### Problem
From the entries that follow, extract each line holding the string "Vikas".

-- Supplied records start --

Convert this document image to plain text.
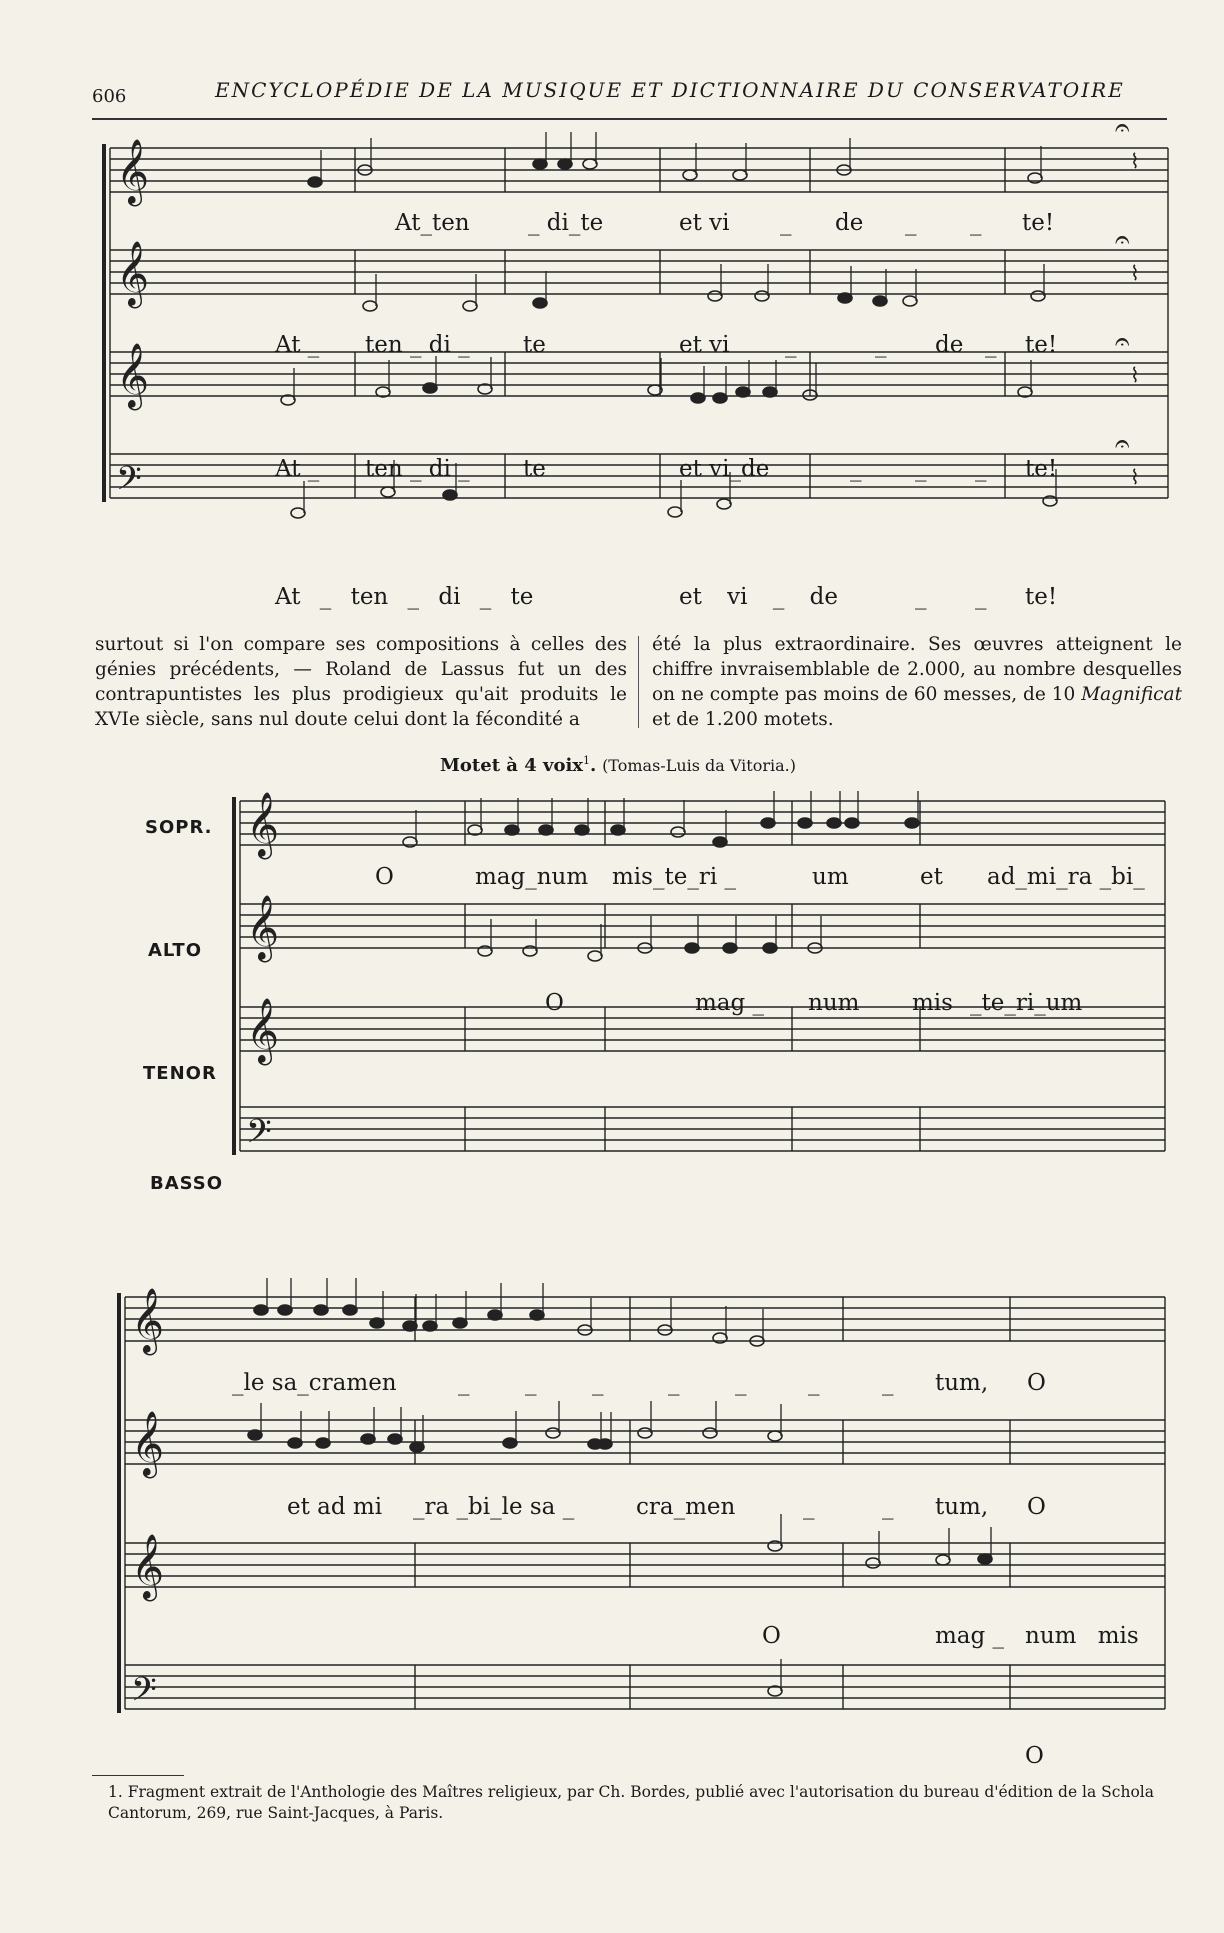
606	ENCYCLOPÉDIE DE LA MUSIQUE ET DICTIONNAIRE DU CONSERVATOIRE
𝄞
𝄞
𝄞
𝄢
𝄐
⌇
𝄐
⌇
𝄐
⌇
𝄐
⌇
At_ten	_ di_te	et vi _ de _ _ te!
At _ ten _ di _ te	et vi _	_ de _ te!
At _ ten _ di _ te	et vi_de	_ _ _ te!
At _ ten _ di _ te	et vi _ de	_ _ te!
surtout si l'on compare ses compositions à celles des génies précédents, — Roland de Lassus fut un des contrapuntistes les plus prodigieux qu'ait produits le XVIe siècle, sans nul doute celui dont la fécondité a
été la plus extraordinaire. Ses œuvres atteignent le chiffre invraisemblable de 2.000, au nombre desquelles on ne compte pas moins de 60 messes, de 10 Magnificat et de 1.200 motets.
Motet à 4 voix$^1$. (Tomas-Luis da Vitoria.)
SOPR.
ALTO
TENOR
BASSO
𝄞
𝄞
𝄞
𝄢
O	mag_num mis_te_ri _	um	et ad_mi_ra _bi_
O	mag _ num mis _te_ri_um
𝄞
𝄞
𝄞
𝄢
_le sa_cramen	_ _ _	_ _	_	_ tum, O
et ad mi _ra _bi_le sa _	cra_men	_	_ tum, O
O	mag _ num mis
O
1. Fragment extrait de l'Anthologie des Maîtres religieux, par Ch. Bordes, publié avec l'autorisation du bureau d'édition de la Schola Cantorum, 269, rue Saint-Jacques, à Paris.
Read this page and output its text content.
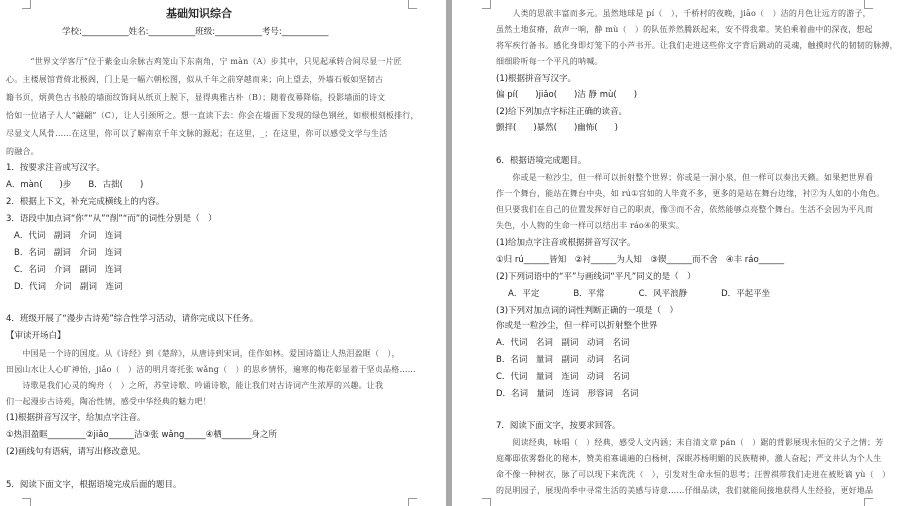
基础知识综合
学校:___________姓名:___________班级:___________考号:___________
　　“世界文学客厅”位于紫金山余脉古鸡笼山下东南角，宁 màn（A）步其中，只见起承转合间尽显一片匠
心。主楼展馆背倚北极阁，门上是一幅六朝松图，似从千年之前穿越而来；向上望去，外墙石板如坚韧古
籍书页，炳黄色古书般的墙面纹饰间从纸页上脱下，显得典雅古朴（B）；随着夜幕降临，投影墙面的诗文
恰如一位诸子人人“翩翩”（C），让人引颈所之。想一直读下去：你会在墙面下发现的绿色钢丝，如根根刻板排行，
尽显文人风骨……在这里，你可以了解南京千年文脉的源起；在这里，_；在这里，你可以感受文学与生活
的融合。
1．按要求注音或写汉字。
A．màn(　　)步　　B．古拙(　　)
2．根据上下文，补充完成横线上的内容。
3．语段中加点词“你”“从”“削”“而”的词性分别是（　）
A．代词　副词　介词　连词
B．名词　副词　介词　连词
C．名词　介词　副词　连词
D．代词　介词　副词　连词
4．班级开展了“漫步古诗苑”综合性学习活动，请你完成以下任务。
【审读开场白】
　　中国是一个诗的国度。从《诗经》到《楚辞》，从唐诗到宋词，佳作如林。爱国诗篇让人热泪盈眶（　），
田园山水让人心旷神怡，jiǎo（　）洁的明月寄托张 wǎng（　）的思乡情怀，遍寒的梅花彰显着于坚贞品格……
　　诗歌是我们心灵的绚舟（　）之所，苏堂诗歌、吟诵诗歌，能让我们对古诗词产生浓厚的兴趣。让我
们一起漫步古诗苑，陶冶性情，感受中华经典的魅力吧！
(1)根据拼音写汉字，给加点字注音。
①热泪盈眶_________②jiǎo______洁③张 wǎng_____④栖_______身之所
(2)画线句有语病，请写出修改意见。
5．阅读下面文字，根据语境完成后面的题目。
　　人类的思欲丰富而多元。虽然地球是 pí（　），千桥村的夜晚，jiāo（　）洁的月色让远方的游子，
虽然土地贫瘠，敌声一响，静 mù（　）的队伍养然腾跃起来，安不得我辈。笑伯乘着曲中的深夜，想起
将军疾行备书。感化身即灯笼下的小芦书开。让我们走进这些你文字背后跳动的灵魂，触摸时代的韧韧的脉搏，
细细聆听每一个平凡的呐喊。
(1)根据拼音写汉字。
偏 pí(　　)jiǎo(　　)洁 静 mù(　　)
(2)给下列加点字标注正确的读音。
颤拌(　　)暴然(　　)幽怖(　　)
6．根据语境完成题目。
　　你或是一粒沙尘，但一样可以折射整个世界；你或是一洞小泉，但一样可以奏出天籁。如果把世界看
作一个舞台，能站在舞台中央，如 rú①宫如的人毕竟不多，更多的是站在舞台边缘，衬②为人如的小角色。
但只要我们在自己的位置发挥好自己的职责，像③而不舍，依然能够点亮整个舞台。生活不会因为平凡而
失色，小人物的生命一样可以结出丰 ráo④的果实。
(1)给加点字注音或根据拼音写汉字。
①归 rú______皆知　②衬______为人知　③锲______而不舍　④丰 ráo______
(2)下列词语中的“平”与画线词“平凡”同义的是（　）
A．平定　　　　B．平常　　　　C．风平浪静　　　　D．平起平坐
(3)下列对加点词的词性判断正确的一项是（　）
你或是一粒沙尘，但一样可以折射整个世界
A．代词　名词　副词　动词　名词
B．名词　量词　副词　动词　名词
C．代词　量词　连词　动词　名词
D．名词　量词　连词　形容词　名词
7．阅读下面文字，按要求回答。
　　阅读经典，咏唱（　）经典，感受人文内涵；末自清文章 pán（　）踞的背影展现永恒的父子之情；芳
庭鄰邸依雾磐化的秘本，赞美祖寡诵遍的白杨树，深眠苏杨明媚的民族精神，激人奋起；严文井认为个人生
命不像一种树衣，脉了可以现下来洗洗（　），引发对生命永恒的思考；汪曾祺带我们走进在被贬谪 yù（　）
的昆明园子，展现尚季中寻常生活的美感与诗意……仔细品读，我们就能间接地获得人生经验，更好地品
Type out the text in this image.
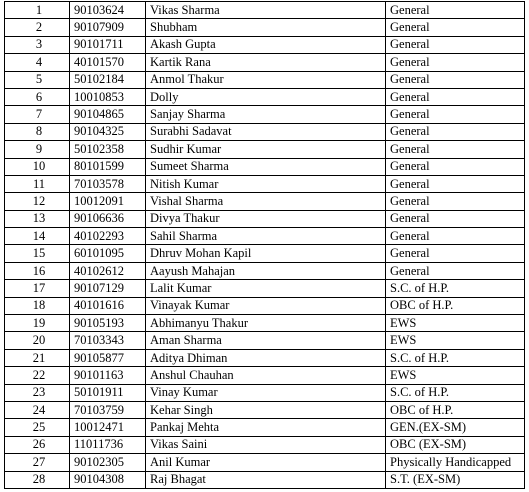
1	90103624	Vikas Sharma	General
2	90107909	Shubham	General
3	90101711	Akash Gupta	General
4	40101570	Kartik Rana	General
5	50102184	Anmol Thakur	General
6	10010853	Dolly	General
7	90104865	Sanjay Sharma	General
8	90104325	Surabhi Sadavat	General
9	50102358	Sudhir Kumar	General
10	80101599	Sumeet Sharma	General
11	70103578	Nitish Kumar	General
12	10012091	Vishal Sharma	General
13	90106636	Divya Thakur	General
14	40102293	Sahil Sharma	General
15	60101095	Dhruv Mohan Kapil	General
16	40102612	Aayush Mahajan	General
17	90107129	Lalit Kumar	S.C. of H.P.
18	40101616	Vinayak Kumar	OBC of H.P.
19	90105193	Abhimanyu Thakur	EWS
20	70103343	Aman Sharma	EWS
21	90105877	Aditya Dhiman	S.C. of H.P.
22	90101163	Anshul Chauhan	EWS
23	50101911	Vinay Kumar	S.C. of H.P.
24	70103759	Kehar Singh	OBC of H.P.
25	10012471	Pankaj Mehta	GEN.(EX-SM)
26	11011736	Vikas Saini	OBC (EX-SM)
27	90102305	Anil Kumar	Physically Handicapped
28	90104308	Raj Bhagat	S.T. (EX-SM)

-- Supplied records end --

### Task answer
1	90103624	Vikas Sharma	General
26	11011736	Vikas Saini	OBC (EX-SM)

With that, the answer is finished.